Each record must be reproduced exactly as it is shown.
### SUPPLIED MATERIAL ###
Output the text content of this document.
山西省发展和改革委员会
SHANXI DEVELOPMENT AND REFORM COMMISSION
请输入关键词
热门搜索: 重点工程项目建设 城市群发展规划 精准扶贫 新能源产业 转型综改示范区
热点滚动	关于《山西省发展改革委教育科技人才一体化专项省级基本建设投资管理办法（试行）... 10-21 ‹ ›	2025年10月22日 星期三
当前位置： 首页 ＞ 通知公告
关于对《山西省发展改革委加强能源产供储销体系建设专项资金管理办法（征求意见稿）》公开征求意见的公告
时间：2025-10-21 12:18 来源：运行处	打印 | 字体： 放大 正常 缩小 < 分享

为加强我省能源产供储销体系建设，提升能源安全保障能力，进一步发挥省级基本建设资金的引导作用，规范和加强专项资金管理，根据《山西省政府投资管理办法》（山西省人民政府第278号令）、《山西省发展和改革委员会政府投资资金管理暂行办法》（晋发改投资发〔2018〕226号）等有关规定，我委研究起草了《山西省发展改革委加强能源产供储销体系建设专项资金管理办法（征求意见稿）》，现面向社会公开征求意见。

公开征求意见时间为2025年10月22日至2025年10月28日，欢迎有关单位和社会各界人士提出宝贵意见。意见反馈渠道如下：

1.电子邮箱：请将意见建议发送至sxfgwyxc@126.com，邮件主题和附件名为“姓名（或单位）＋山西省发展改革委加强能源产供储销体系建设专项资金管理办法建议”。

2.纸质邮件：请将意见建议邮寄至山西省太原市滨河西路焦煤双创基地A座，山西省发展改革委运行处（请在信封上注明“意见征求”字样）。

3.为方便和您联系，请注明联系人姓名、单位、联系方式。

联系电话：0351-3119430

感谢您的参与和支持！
###
## EXERCISE ANSWER:
Output the text content of this document.
山西省发展和改革委员会
SHANXI DEVELOPMENT AND REFORM COMMISSION
请输入关键词
热门搜索: 重点工程项目建设 城市群发展规划 精准扶贫 新能源产业 转型综改示范区
热点滚动	关于《山西省发展改革委教育科技人才一体化专项省级基本建设投资管理办法（试行）... 10-21 ‹ ›	2025年10月22日 星期三
当前位置： 首页 ＞ 通知公告
关于对《山西省发展改革委加强能源产供储销体系建设专项资金管理办法（征求意见稿）》公开征求意见的公告
时间：2025-10-21 12:18 来源：运行处	打印 | 字体： 放大 正常 缩小 < 分享

为加强我省能源产供储销体系建设，提升能源安全保障能力，进一步发挥省级基本建设资金的引导作用，规范和加强专项资金管理，根据《山西省政府投资管理办法》（山西省人民政府第278号令）、《山西省发展和改革委员会政府投资资金管理暂行办法》（晋发改投资发〔2018〕226号）等有关规定，我委研究起草了《山西省发展改革委加强能源产供储销体系建设专项资金管理办法（征求意见稿）》，现面向社会公开征求意见。

公开征求意见时间为2025年10月22日至2025年10月28日，欢迎有关单位和社会各界人士提出宝贵意见。意见反馈渠道如下：

1.电子邮箱：请将意见建议发送至sxfgwyxc@126.com，邮件主题和附件名为“姓名（或单位）＋山西省发展改革委加强能源产供储销体系建设专项资金管理办法建议”。

2.纸质邮件：请将意见建议邮寄至山西省太原市滨河西路焦煤双创基地A座，山西省发展改革委运行处（请在信封上注明“意见征求”字样）。

3.为方便和您联系，请注明联系人姓名、单位、联系方式。

联系电话：0351-3119430

感谢您的参与和支持！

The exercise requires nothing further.